Exercise materials:
= = = = =

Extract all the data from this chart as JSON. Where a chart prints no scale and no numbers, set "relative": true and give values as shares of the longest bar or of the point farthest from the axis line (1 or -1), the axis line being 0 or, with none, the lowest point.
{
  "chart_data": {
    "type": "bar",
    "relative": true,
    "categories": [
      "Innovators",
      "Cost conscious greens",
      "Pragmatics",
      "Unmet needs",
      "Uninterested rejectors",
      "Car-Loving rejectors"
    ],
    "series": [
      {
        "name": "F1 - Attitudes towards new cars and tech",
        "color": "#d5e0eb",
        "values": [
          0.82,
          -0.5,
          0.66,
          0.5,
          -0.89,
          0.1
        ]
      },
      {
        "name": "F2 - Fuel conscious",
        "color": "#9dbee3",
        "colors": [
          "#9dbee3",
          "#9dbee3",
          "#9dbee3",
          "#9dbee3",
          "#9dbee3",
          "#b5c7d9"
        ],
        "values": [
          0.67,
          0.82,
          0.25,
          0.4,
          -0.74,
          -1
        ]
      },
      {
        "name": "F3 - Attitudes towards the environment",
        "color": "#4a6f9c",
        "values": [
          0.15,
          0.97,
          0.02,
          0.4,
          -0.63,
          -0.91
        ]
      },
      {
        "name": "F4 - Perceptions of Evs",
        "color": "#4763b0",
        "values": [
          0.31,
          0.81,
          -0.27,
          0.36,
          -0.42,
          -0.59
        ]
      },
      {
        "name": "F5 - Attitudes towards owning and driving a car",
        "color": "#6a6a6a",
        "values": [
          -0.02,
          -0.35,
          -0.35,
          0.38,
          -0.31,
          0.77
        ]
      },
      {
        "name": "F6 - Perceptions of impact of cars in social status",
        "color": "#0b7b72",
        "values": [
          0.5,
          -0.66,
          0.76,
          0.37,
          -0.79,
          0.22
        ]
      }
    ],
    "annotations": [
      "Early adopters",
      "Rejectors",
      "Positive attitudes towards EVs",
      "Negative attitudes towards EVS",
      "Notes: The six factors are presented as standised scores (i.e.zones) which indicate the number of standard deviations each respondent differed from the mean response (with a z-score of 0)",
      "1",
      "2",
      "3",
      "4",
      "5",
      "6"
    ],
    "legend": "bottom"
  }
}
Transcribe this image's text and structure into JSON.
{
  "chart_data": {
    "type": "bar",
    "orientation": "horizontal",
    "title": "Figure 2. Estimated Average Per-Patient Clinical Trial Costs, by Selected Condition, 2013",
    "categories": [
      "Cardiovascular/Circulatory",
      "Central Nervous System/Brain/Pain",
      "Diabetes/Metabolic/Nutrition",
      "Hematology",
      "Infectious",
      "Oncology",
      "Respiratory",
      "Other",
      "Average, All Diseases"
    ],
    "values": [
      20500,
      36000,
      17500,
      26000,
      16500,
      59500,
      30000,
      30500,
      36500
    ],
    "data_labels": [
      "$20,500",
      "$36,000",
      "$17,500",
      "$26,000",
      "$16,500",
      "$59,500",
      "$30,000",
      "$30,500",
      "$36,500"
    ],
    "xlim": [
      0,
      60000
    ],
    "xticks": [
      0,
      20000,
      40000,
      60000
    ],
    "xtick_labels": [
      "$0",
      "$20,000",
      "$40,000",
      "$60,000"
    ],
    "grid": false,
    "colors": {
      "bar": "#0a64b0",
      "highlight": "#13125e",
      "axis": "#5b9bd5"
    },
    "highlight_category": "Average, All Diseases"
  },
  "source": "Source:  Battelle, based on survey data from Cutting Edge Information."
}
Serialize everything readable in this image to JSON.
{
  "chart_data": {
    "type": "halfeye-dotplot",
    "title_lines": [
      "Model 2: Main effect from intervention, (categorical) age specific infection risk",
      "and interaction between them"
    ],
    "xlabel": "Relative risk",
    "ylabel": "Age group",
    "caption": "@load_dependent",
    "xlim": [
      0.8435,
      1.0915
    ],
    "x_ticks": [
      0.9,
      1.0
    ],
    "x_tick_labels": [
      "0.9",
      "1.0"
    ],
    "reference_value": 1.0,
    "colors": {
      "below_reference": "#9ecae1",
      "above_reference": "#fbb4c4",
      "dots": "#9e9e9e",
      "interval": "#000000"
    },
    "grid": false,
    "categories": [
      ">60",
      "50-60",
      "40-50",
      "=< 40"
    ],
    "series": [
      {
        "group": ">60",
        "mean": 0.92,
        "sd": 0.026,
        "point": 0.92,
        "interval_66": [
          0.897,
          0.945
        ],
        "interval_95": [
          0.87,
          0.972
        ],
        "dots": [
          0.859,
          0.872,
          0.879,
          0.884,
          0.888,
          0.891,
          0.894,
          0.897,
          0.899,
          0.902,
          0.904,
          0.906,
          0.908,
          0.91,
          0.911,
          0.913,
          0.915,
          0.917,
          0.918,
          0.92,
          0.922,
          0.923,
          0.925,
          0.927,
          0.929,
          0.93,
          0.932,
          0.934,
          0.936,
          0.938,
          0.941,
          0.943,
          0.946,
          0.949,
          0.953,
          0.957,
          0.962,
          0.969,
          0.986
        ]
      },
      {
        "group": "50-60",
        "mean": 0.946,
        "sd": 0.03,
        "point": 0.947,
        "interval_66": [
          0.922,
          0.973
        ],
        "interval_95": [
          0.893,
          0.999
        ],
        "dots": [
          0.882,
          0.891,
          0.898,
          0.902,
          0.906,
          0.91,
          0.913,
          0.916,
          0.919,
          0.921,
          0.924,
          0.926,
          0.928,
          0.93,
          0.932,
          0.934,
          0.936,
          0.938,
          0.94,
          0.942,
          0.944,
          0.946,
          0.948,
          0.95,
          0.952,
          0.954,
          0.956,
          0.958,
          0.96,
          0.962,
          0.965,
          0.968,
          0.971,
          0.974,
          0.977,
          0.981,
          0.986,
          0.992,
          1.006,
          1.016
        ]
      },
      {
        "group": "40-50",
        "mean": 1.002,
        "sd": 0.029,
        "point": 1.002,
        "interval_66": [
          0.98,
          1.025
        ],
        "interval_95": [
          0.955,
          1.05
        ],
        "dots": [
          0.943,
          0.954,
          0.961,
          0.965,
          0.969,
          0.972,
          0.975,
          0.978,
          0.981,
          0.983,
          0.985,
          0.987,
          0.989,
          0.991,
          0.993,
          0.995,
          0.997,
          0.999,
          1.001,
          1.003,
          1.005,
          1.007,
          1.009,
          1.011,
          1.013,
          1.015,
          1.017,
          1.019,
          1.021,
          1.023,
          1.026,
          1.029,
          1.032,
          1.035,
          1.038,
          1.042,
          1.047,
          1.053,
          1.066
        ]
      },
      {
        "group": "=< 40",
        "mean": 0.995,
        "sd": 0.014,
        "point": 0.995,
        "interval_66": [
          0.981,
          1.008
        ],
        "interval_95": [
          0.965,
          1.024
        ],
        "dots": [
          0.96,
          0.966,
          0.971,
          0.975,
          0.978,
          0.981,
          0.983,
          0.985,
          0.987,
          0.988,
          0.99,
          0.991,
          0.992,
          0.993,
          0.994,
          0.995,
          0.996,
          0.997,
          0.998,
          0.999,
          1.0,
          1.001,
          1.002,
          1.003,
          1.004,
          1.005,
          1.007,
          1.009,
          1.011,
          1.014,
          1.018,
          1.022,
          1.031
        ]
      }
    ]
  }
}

= = = = =

Requirement:
List the lines of the entries that include "group".

Completed exercise:
    "ylabel": "Age group",
        "group": ">60",
        "group": "50-60",
        "group": "40-50",
        "group": "=< 40",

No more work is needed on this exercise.